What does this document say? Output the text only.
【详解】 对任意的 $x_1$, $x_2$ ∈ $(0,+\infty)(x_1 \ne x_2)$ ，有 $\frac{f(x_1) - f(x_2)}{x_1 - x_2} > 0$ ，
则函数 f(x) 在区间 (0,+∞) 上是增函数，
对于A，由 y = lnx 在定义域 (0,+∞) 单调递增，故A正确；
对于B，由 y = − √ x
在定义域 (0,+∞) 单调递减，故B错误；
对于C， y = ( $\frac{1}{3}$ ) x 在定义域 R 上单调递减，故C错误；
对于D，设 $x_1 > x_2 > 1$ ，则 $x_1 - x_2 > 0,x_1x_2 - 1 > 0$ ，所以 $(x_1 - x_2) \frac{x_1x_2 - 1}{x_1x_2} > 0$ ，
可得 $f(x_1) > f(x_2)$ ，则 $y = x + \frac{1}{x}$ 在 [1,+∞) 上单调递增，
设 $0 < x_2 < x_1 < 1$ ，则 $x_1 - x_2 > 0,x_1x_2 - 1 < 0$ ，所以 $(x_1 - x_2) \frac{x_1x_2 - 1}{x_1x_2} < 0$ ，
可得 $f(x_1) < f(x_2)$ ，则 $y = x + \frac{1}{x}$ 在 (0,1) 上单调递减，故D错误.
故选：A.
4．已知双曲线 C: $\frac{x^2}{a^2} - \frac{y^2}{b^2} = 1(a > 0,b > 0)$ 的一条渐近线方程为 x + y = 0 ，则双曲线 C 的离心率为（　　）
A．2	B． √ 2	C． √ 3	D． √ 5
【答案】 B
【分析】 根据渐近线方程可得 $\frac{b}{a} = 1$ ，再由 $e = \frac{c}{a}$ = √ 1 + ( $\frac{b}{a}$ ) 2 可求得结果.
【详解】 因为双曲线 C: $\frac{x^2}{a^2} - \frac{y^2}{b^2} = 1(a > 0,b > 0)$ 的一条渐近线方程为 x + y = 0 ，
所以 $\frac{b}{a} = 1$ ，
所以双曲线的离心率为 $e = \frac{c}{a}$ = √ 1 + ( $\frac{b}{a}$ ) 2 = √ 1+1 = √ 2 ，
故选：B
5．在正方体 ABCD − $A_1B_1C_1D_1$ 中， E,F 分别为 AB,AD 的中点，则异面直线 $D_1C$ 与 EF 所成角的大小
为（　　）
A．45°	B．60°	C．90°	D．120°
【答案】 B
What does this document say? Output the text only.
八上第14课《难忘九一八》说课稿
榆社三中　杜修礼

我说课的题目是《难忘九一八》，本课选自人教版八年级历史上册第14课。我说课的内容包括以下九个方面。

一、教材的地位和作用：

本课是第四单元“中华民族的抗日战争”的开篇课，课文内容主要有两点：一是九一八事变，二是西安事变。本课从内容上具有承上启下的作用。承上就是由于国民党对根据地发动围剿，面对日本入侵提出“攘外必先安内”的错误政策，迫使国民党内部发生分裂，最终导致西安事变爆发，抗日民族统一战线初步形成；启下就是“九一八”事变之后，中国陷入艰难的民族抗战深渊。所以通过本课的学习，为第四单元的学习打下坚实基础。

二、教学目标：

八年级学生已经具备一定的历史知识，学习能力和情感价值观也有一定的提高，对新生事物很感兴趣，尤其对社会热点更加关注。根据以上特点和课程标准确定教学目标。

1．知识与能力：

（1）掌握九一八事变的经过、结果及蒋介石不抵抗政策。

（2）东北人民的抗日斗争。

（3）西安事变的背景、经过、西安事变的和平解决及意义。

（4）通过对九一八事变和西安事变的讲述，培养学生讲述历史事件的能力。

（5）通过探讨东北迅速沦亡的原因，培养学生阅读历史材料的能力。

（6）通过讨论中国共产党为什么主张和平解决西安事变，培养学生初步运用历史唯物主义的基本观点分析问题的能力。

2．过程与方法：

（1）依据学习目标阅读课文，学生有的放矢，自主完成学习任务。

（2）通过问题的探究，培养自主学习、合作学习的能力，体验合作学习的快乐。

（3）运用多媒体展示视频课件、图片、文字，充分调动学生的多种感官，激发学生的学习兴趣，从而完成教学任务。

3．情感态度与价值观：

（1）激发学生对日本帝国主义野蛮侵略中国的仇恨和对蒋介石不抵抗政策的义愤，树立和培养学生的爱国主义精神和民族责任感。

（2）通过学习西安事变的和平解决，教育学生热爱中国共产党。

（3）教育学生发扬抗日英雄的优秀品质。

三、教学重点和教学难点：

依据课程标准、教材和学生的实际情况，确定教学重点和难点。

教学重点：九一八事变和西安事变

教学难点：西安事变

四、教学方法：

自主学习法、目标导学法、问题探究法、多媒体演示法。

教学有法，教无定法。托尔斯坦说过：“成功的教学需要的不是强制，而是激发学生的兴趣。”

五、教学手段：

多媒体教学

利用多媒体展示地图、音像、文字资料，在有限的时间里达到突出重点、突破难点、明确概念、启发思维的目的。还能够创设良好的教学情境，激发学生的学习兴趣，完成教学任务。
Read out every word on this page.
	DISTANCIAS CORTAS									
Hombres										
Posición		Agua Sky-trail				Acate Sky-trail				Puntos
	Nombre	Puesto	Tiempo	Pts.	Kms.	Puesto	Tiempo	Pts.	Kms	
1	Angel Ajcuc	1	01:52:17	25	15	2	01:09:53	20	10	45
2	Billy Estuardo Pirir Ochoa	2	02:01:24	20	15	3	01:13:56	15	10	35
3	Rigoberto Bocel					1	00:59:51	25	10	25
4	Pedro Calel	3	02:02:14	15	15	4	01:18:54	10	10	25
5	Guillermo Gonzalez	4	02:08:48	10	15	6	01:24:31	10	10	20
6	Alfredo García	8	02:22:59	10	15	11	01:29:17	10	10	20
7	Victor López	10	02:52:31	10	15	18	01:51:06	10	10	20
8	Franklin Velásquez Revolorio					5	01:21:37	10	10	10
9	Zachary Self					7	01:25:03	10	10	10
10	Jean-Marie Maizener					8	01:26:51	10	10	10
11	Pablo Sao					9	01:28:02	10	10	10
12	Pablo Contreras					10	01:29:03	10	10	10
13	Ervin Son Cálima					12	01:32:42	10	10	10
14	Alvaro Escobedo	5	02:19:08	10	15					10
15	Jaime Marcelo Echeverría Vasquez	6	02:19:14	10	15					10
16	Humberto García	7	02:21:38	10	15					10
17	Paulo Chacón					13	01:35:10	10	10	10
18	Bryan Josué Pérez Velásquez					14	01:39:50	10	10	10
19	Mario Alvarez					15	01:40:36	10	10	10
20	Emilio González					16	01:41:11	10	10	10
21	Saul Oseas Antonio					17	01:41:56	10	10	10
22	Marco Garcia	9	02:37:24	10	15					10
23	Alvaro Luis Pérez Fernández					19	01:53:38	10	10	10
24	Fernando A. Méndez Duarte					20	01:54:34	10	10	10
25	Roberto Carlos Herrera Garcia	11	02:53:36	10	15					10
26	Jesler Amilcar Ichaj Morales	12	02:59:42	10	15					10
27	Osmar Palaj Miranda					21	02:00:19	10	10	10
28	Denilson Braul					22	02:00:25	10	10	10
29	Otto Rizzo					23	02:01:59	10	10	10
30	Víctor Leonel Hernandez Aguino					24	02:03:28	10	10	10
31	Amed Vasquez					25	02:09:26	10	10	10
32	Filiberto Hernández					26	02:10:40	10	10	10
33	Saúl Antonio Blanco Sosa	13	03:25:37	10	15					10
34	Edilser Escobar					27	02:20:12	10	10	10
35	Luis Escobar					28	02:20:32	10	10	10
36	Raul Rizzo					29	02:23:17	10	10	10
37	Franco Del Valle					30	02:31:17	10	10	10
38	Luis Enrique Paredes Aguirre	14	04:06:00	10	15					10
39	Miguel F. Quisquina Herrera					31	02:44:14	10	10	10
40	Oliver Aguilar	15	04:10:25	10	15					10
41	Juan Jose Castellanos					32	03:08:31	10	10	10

------------------------

TO DO
Where a line contains "Alvaro", copy that line.

RIGHT ANSWER
14	Alvaro Escobedo	5	02:19:08	10	15					10
23	Alvaro Luis Pérez Fernández					19	01:53:38	10	10	10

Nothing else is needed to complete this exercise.